## EXERCISE
Quote the whole listing exactly. Leave the pictures out of your copy.
-------- MATERIAL FOR THE TASK
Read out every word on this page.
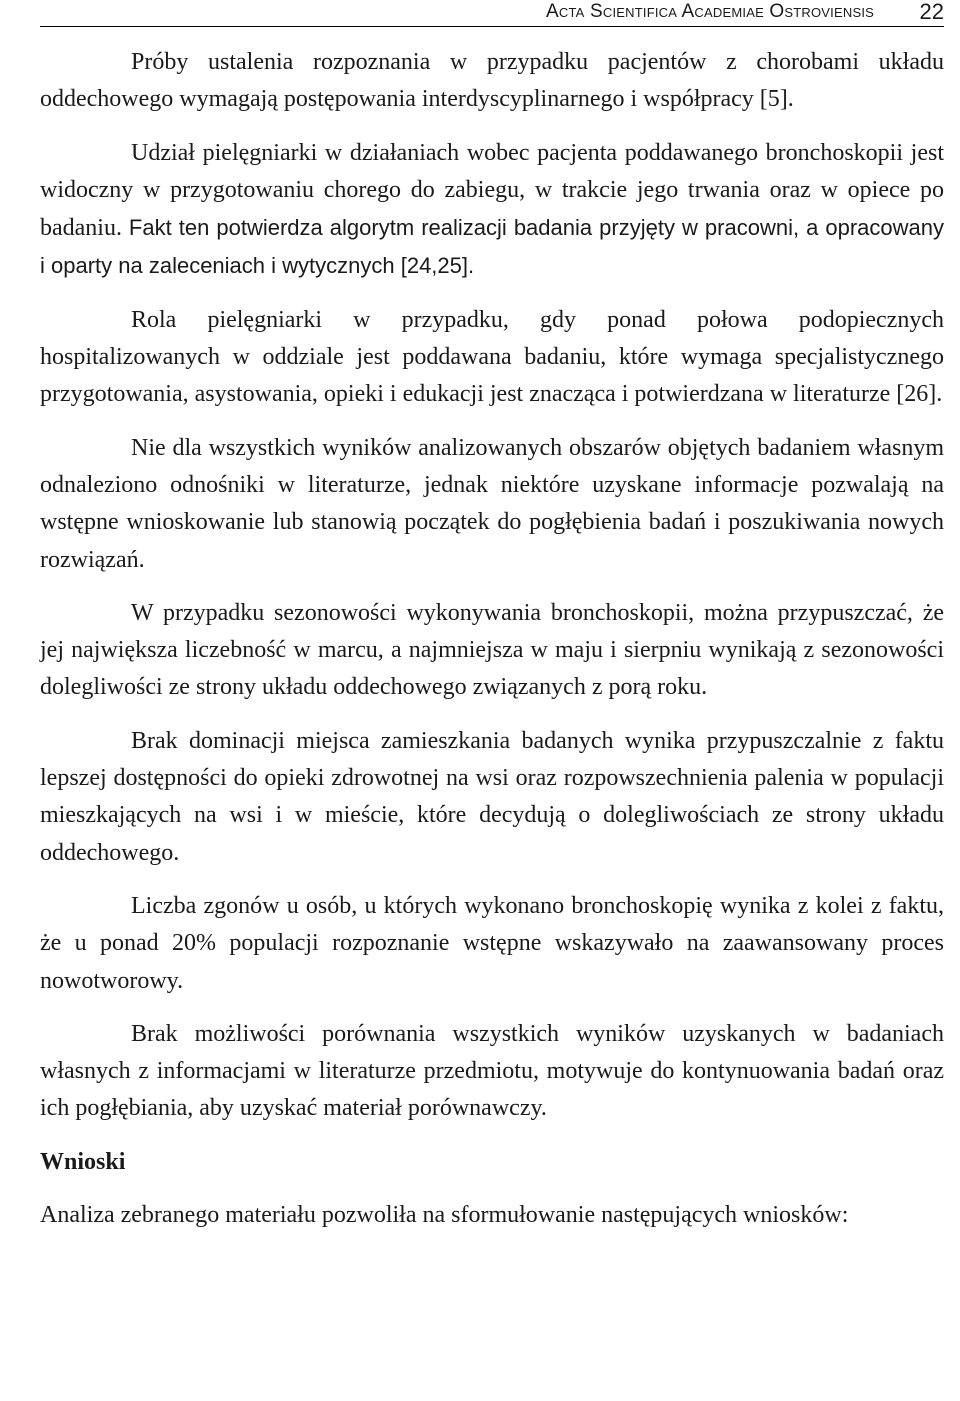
Acta Scientifica Academiae Ostroviensis 22

Próby ustalenia rozpoznania w przypadku pacjentów z chorobami układu oddechowego wymagają postępowania interdyscyplinarnego i współpracy [5].

Udział pielęgniarki w działaniach wobec pacjenta poddawanego bronchoskopii jest widoczny w przygotowaniu chorego do zabiegu, w trakcie jego trwania oraz w opiece po badaniu. Fakt ten potwierdza algorytm realizacji badania przyjęty w pracowni, a opracowany i oparty na zaleceniach i wytycznych [24,25].

Rola pielęgniarki w przypadku, gdy ponad połowa podopiecznych hospitalizowanych w oddziale jest poddawana badaniu, które wymaga specjalistycznego przygotowania, asystowania, opieki i edukacji jest znacząca i potwierdzana w literaturze [26].

Nie dla wszystkich wyników analizowanych obszarów objętych badaniem własnym odnaleziono odnośniki w literaturze, jednak niektóre uzyskane informacje pozwalają na wstępne wnioskowanie lub stanowią początek do pogłębienia badań i poszukiwania nowych rozwiązań.

W przypadku sezonowości wykonywania bronchoskopii, można przypuszczać, że jej największa liczebność w marcu, a najmniejsza w maju i sierpniu wynikają z sezonowości dolegliwości ze strony układu oddechowego związanych z porą roku.

Brak dominacji miejsca zamieszkania badanych wynika przypuszczalnie z faktu lepszej dostępności do opieki zdrowotnej na wsi oraz rozpowszechnienia palenia w populacji mieszkających na wsi i w mieście, które decydują o dolegliwościach ze strony układu oddechowego.

Liczba zgonów u osób, u których wykonano bronchoskopię wynika z kolei z faktu, że u ponad 20% populacji rozpoznanie wstępne wskazywało na zaawansowany proces nowotworowy.

Brak możliwości porównania wszystkich wyników uzyskanych w badaniach własnych z informacjami w literaturze przedmiotu, motywuje do kontynuowania badań oraz ich pogłębiania, aby uzyskać materiał porównawczy.

Wnioski

Analiza zebranego materiału pozwoliła na sformułowanie następujących wniosków:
----------------
## PROBLEM SOLUTION
Read out every word on this page.
Acta Scientifica Academiae Ostroviensis 22

Próby ustalenia rozpoznania w przypadku pacjentów z chorobami układu oddechowego wymagają postępowania interdyscyplinarnego i współpracy [5].

Udział pielęgniarki w działaniach wobec pacjenta poddawanego bronchoskopii jest widoczny w przygotowaniu chorego do zabiegu, w trakcie jego trwania oraz w opiece po badaniu. Fakt ten potwierdza algorytm realizacji badania przyjęty w pracowni, a opracowany i oparty na zaleceniach i wytycznych [24,25].

Rola pielęgniarki w przypadku, gdy ponad połowa podopiecznych hospitalizowanych w oddziale jest poddawana badaniu, które wymaga specjalistycznego przygotowania, asystowania, opieki i edukacji jest znacząca i potwierdzana w literaturze [26].

Nie dla wszystkich wyników analizowanych obszarów objętych badaniem własnym odnaleziono odnośniki w literaturze, jednak niektóre uzyskane informacje pozwalają na wstępne wnioskowanie lub stanowią początek do pogłębienia badań i poszukiwania nowych rozwiązań.

W przypadku sezonowości wykonywania bronchoskopii, można przypuszczać, że jej największa liczebność w marcu, a najmniejsza w maju i sierpniu wynikają z sezonowości dolegliwości ze strony układu oddechowego związanych z porą roku.

Brak dominacji miejsca zamieszkania badanych wynika przypuszczalnie z faktu lepszej dostępności do opieki zdrowotnej na wsi oraz rozpowszechnienia palenia w populacji mieszkających na wsi i w mieście, które decydują o dolegliwościach ze strony układu oddechowego.

Liczba zgonów u osób, u których wykonano bronchoskopię wynika z kolei z faktu, że u ponad 20% populacji rozpoznanie wstępne wskazywało na zaawansowany proces nowotworowy.

Brak możliwości porównania wszystkich wyników uzyskanych w badaniach własnych z informacjami w literaturze przedmiotu, motywuje do kontynuowania badań oraz ich pogłębiania, aby uzyskać materiał porównawczy.

Wnioski

Analiza zebranego materiału pozwoliła na sformułowanie następujących wniosków:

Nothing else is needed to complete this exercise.